● **Data provided**
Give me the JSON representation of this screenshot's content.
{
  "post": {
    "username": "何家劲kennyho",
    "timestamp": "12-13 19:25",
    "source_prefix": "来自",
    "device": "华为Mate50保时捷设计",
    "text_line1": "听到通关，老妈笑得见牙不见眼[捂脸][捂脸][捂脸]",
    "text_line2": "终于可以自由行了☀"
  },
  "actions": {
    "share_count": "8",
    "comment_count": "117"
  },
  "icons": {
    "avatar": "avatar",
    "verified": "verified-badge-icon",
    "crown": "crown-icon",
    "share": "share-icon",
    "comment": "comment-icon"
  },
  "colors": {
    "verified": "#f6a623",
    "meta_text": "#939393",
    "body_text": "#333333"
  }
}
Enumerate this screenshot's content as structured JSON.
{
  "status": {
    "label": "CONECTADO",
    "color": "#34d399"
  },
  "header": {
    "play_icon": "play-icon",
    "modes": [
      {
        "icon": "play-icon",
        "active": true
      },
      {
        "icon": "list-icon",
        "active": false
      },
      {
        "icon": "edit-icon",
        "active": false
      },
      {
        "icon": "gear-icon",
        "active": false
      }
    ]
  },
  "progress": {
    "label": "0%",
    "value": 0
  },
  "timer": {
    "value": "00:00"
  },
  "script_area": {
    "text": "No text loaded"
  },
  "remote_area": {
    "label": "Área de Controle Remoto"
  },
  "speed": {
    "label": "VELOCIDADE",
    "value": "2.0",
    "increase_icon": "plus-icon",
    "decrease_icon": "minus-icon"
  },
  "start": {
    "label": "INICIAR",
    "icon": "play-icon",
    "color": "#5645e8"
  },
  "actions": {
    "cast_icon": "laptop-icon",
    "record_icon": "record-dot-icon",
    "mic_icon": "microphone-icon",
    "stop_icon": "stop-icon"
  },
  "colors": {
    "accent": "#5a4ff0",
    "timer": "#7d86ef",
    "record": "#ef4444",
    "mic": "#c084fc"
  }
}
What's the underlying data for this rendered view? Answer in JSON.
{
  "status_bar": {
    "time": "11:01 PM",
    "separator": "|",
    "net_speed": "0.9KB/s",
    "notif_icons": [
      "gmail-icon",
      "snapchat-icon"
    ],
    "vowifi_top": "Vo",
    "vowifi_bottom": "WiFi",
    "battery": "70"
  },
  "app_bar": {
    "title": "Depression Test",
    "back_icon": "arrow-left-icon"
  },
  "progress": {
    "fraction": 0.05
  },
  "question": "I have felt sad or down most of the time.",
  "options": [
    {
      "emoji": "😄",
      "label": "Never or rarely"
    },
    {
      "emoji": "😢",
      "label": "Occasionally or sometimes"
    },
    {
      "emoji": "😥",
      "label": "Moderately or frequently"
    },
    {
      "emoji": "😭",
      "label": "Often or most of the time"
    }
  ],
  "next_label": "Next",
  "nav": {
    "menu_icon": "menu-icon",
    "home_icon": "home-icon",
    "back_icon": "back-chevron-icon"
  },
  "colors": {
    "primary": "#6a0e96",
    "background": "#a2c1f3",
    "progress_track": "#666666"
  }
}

● **Written instruction**
Print the entries exactly. Include every one.

● **Answer for the task**
Give me the JSON representation of this screenshot's content.
{
  "post": {
    "username": "何家劲kennyho",
    "timestamp": "12-13 19:25",
    "source_prefix": "来自",
    "device": "华为Mate50保时捷设计",
    "text_line1": "听到通关，老妈笑得见牙不见眼[捂脸][捂脸][捂脸]",
    "text_line2": "终于可以自由行了☀"
  },
  "actions": {
    "share_count": "8",
    "comment_count": "117"
  },
  "icons": {
    "avatar": "avatar",
    "verified": "verified-badge-icon",
    "crown": "crown-icon",
    "share": "share-icon",
    "comment": "comment-icon"
  },
  "colors": {
    "verified": "#f6a623",
    "meta_text": "#939393",
    "body_text": "#333333"
  }
}
Enumerate this screenshot's content as structured JSON.
{
  "status": {
    "label": "CONECTADO",
    "color": "#34d399"
  },
  "header": {
    "play_icon": "play-icon",
    "modes": [
      {
        "icon": "play-icon",
        "active": true
      },
      {
        "icon": "list-icon",
        "active": false
      },
      {
        "icon": "edit-icon",
        "active": false
      },
      {
        "icon": "gear-icon",
        "active": false
      }
    ]
  },
  "progress": {
    "label": "0%",
    "value": 0
  },
  "timer": {
    "value": "00:00"
  },
  "script_area": {
    "text": "No text loaded"
  },
  "remote_area": {
    "label": "Área de Controle Remoto"
  },
  "speed": {
    "label": "VELOCIDADE",
    "value": "2.0",
    "increase_icon": "plus-icon",
    "decrease_icon": "minus-icon"
  },
  "start": {
    "label": "INICIAR",
    "icon": "play-icon",
    "color": "#5645e8"
  },
  "actions": {
    "cast_icon": "laptop-icon",
    "record_icon": "record-dot-icon",
    "mic_icon": "microphone-icon",
    "stop_icon": "stop-icon"
  },
  "colors": {
    "accent": "#5a4ff0",
    "timer": "#7d86ef",
    "record": "#ef4444",
    "mic": "#c084fc"
  }
}
What's the underlying data for this rendered view? Answer in JSON.
{
  "status_bar": {
    "time": "11:01 PM",
    "separator": "|",
    "net_speed": "0.9KB/s",
    "notif_icons": [
      "gmail-icon",
      "snapchat-icon"
    ],
    "vowifi_top": "Vo",
    "vowifi_bottom": "WiFi",
    "battery": "70"
  },
  "app_bar": {
    "title": "Depression Test",
    "back_icon": "arrow-left-icon"
  },
  "progress": {
    "fraction": 0.05
  },
  "question": "I have felt sad or down most of the time.",
  "options": [
    {
      "emoji": "😄",
      "label": "Never or rarely"
    },
    {
      "emoji": "😢",
      "label": "Occasionally or sometimes"
    },
    {
      "emoji": "😥",
      "label": "Moderately or frequently"
    },
    {
      "emoji": "😭",
      "label": "Often or most of the time"
    }
  ],
  "next_label": "Next",
  "nav": {
    "menu_icon": "menu-icon",
    "home_icon": "home-icon",
    "back_icon": "back-chevron-icon"
  },
  "colors": {
    "primary": "#6a0e96",
    "background": "#a2c1f3",
    "progress_track": "#666666"
  }
}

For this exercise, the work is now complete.